## Record set
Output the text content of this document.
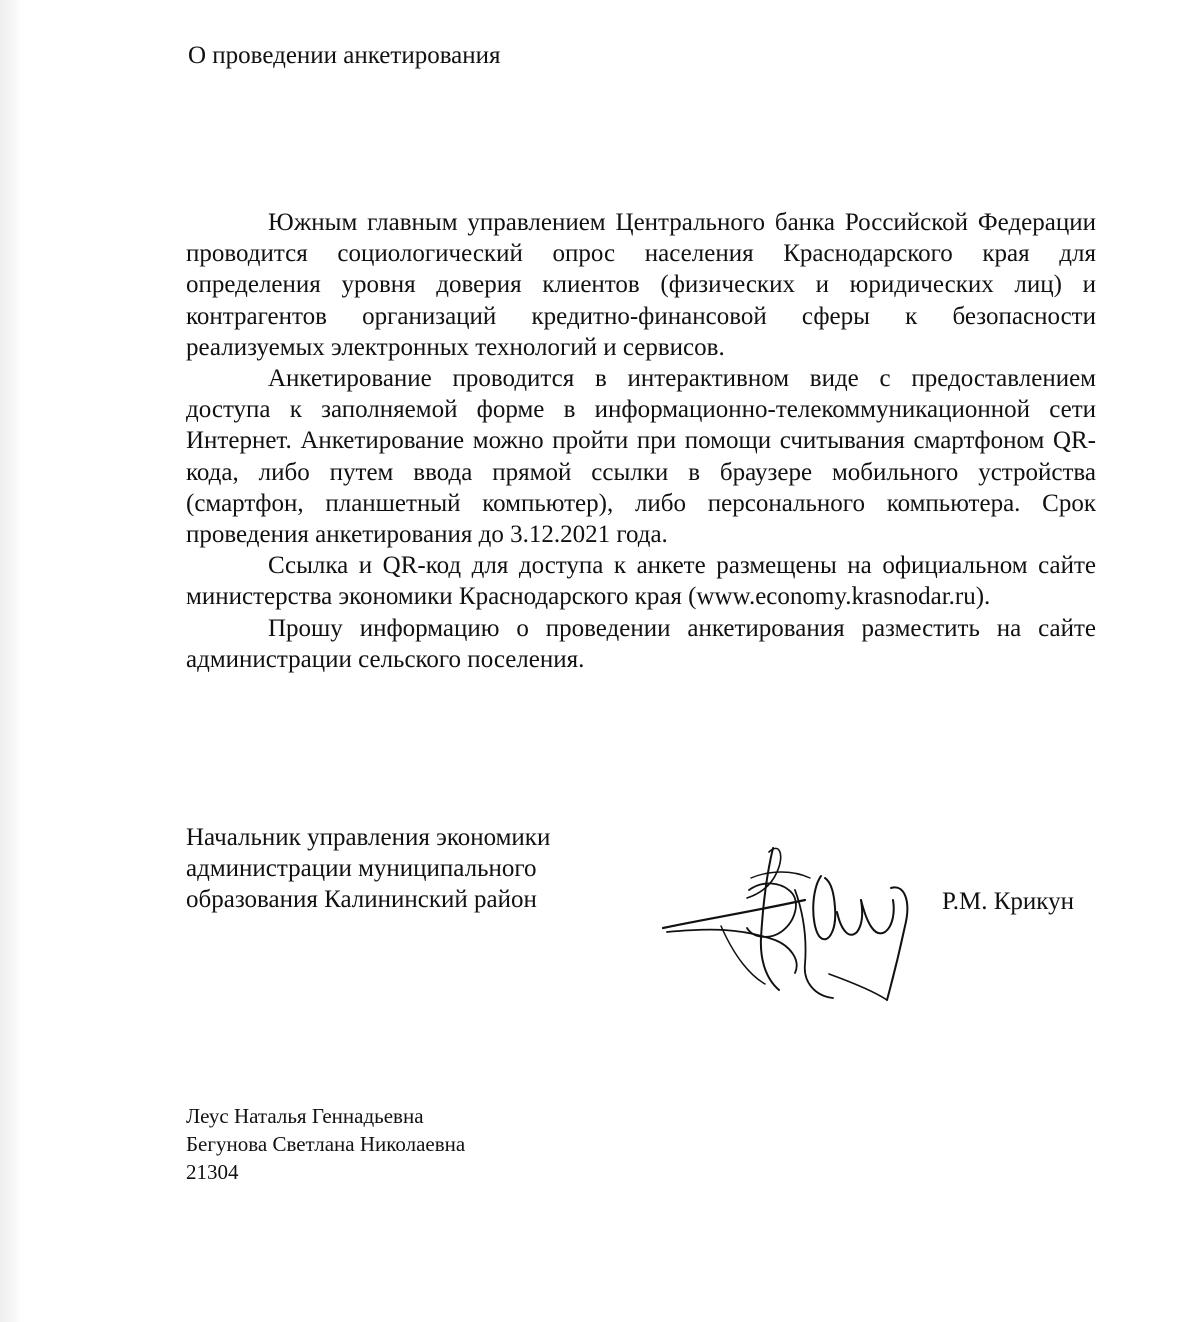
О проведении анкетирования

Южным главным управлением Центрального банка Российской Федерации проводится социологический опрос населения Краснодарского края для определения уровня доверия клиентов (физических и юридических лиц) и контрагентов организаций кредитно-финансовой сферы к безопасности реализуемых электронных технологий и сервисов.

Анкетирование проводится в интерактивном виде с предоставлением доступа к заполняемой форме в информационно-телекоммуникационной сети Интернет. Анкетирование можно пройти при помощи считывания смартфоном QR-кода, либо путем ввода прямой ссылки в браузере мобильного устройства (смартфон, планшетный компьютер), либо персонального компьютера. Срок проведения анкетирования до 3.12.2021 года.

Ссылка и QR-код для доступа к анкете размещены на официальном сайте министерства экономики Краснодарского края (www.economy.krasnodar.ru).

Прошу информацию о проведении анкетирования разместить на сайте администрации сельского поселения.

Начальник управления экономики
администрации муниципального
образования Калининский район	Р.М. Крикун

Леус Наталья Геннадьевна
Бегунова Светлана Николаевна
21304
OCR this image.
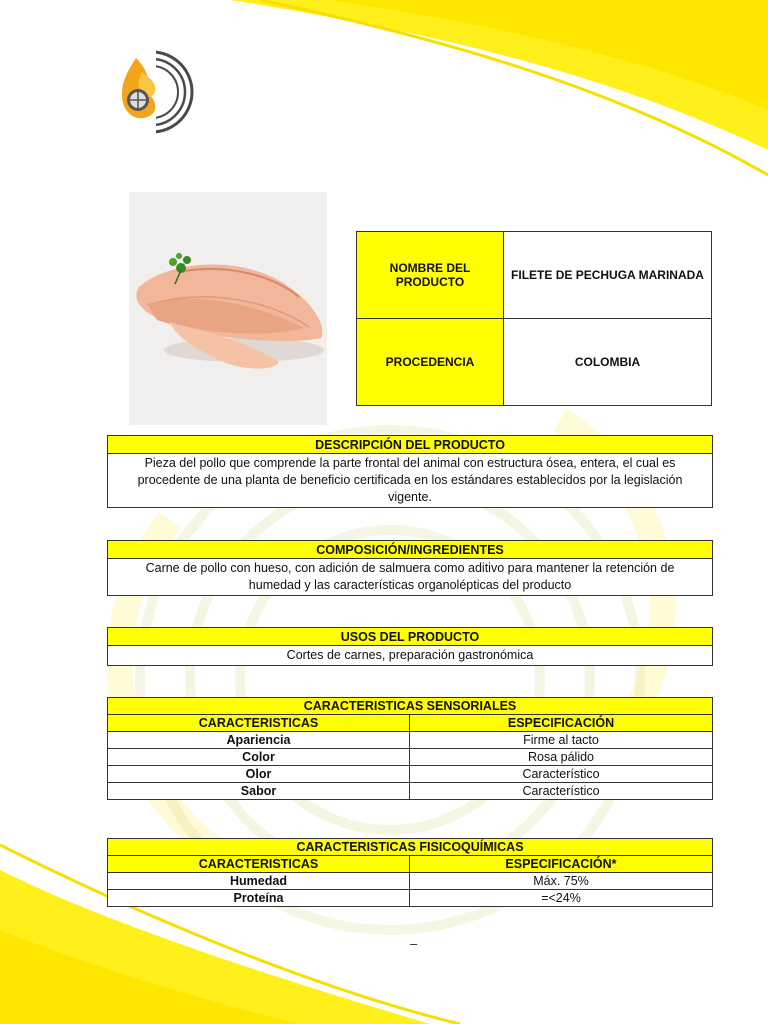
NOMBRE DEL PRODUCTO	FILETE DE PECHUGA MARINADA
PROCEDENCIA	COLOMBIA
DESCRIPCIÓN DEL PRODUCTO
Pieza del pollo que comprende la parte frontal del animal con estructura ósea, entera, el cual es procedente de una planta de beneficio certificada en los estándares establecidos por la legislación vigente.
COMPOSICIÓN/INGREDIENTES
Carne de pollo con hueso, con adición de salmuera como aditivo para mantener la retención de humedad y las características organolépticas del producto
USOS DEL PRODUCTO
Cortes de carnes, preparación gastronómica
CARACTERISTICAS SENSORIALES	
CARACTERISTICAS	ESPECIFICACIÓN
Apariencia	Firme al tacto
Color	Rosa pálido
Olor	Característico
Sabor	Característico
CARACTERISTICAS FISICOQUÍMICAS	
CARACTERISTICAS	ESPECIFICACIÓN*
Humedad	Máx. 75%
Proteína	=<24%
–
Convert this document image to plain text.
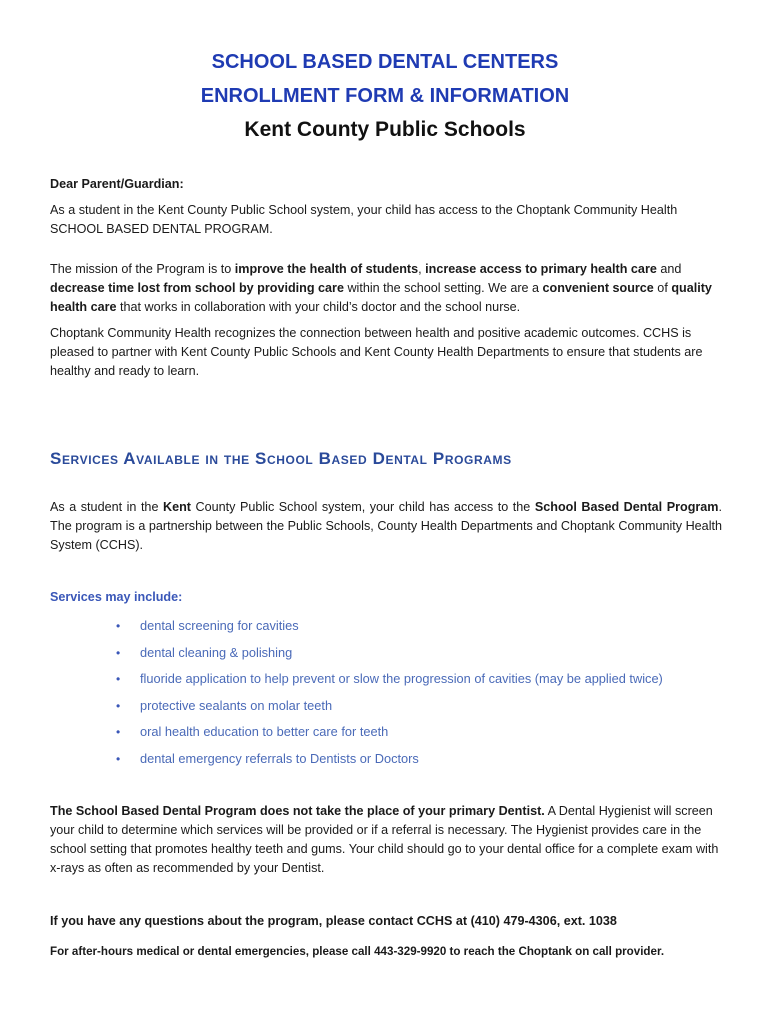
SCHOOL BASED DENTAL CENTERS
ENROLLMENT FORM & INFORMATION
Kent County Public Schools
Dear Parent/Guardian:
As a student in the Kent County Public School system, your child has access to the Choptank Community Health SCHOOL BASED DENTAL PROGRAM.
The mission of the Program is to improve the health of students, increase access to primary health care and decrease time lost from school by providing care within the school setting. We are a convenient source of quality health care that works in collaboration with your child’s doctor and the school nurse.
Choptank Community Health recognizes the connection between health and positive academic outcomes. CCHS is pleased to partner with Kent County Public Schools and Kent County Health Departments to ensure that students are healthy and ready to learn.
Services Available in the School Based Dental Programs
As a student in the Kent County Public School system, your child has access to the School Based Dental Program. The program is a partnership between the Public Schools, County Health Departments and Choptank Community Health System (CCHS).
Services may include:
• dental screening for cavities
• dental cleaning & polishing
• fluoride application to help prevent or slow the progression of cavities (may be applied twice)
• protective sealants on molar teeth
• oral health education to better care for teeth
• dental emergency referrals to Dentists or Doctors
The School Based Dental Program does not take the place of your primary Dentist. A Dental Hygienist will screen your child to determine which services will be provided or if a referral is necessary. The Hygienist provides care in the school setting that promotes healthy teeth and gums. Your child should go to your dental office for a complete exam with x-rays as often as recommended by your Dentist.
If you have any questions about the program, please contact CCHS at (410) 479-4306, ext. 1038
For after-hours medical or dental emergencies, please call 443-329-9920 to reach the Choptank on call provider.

## Written task
Locate the word "students" in the records above, and return each line that has it.

## Right answer
The mission of the Program is to improve the health of students, increase access to primary health care and decrease time lost from school by providing care within the school setting. We are a convenient source of quality health care that works in collaboration with your child’s doctor and the school nurse.
Choptank Community Health recognizes the connection between health and positive academic outcomes. CCHS is pleased to partner with Kent County Public Schools and Kent County Health Departments to ensure that students are healthy and ready to learn.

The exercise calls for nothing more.